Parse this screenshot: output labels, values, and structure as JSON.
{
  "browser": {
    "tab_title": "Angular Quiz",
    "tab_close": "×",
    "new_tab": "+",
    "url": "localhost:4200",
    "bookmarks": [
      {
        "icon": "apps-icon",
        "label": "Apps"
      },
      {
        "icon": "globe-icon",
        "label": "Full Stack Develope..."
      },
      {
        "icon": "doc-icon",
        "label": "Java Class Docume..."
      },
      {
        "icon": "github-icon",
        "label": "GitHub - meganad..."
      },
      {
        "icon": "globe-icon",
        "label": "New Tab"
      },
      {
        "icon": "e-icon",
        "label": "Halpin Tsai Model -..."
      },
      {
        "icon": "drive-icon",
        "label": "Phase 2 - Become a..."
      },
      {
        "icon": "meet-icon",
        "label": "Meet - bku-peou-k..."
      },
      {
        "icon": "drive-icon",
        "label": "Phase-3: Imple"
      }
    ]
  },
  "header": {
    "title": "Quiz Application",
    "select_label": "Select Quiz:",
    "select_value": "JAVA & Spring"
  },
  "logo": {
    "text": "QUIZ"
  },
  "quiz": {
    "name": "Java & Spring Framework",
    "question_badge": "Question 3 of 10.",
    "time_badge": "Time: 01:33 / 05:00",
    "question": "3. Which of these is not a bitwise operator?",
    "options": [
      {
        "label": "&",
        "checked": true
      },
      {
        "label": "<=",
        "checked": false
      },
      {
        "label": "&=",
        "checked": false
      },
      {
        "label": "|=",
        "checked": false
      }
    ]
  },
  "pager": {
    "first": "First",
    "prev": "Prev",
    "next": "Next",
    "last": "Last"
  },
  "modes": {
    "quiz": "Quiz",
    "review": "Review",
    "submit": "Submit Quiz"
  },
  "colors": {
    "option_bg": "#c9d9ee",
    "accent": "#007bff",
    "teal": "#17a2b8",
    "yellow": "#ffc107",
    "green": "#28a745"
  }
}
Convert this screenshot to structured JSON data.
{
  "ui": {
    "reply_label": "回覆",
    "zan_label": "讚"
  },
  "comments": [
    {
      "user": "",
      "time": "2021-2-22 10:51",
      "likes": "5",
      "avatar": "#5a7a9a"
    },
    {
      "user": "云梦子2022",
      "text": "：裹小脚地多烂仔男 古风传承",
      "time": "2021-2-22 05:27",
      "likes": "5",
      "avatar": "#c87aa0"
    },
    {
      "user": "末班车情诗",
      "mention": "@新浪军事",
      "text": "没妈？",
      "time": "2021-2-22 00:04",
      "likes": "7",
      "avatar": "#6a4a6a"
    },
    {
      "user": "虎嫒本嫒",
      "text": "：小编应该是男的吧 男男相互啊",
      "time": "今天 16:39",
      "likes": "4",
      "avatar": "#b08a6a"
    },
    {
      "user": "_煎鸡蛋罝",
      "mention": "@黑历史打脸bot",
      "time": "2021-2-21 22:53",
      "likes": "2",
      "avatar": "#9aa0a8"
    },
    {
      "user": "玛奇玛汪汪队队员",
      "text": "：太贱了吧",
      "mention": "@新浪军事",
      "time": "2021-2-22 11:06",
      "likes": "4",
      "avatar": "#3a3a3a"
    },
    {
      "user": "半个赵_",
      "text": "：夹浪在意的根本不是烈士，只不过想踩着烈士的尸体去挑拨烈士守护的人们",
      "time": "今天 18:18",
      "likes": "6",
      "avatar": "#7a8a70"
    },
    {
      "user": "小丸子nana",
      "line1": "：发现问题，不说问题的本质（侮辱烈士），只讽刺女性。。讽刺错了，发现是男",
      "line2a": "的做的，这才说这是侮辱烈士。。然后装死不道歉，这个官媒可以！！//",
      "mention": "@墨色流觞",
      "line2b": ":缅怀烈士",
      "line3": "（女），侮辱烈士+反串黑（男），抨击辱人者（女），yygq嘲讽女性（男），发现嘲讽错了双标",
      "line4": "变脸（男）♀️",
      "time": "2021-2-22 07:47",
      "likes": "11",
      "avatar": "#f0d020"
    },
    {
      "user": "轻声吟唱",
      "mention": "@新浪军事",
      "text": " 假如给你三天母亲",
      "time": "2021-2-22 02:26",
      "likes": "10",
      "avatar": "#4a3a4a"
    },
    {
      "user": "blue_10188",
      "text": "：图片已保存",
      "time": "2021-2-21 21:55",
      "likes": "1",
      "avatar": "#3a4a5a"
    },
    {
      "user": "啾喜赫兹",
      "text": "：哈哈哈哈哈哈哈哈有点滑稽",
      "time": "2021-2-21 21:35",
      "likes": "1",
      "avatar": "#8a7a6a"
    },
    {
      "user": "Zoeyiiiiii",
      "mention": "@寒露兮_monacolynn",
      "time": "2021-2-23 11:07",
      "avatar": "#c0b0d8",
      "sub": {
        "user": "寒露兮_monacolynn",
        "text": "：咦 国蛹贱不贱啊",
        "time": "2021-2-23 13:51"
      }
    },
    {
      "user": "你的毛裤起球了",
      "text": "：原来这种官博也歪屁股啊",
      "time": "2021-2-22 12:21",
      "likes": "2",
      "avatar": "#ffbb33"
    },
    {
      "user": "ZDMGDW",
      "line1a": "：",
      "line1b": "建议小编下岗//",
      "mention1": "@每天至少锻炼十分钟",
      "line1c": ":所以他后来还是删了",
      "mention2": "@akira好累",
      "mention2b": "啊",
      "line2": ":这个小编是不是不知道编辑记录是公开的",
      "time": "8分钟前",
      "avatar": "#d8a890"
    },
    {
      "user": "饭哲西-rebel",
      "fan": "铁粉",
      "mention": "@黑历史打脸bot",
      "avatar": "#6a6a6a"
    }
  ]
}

*YOUR OBJECTIVE:*
List every line above that holds the word "Spring".

*TASK OUTPUT:*
    "select_value": "JAVA & Spring"
    "name": "Java & Spring Framework",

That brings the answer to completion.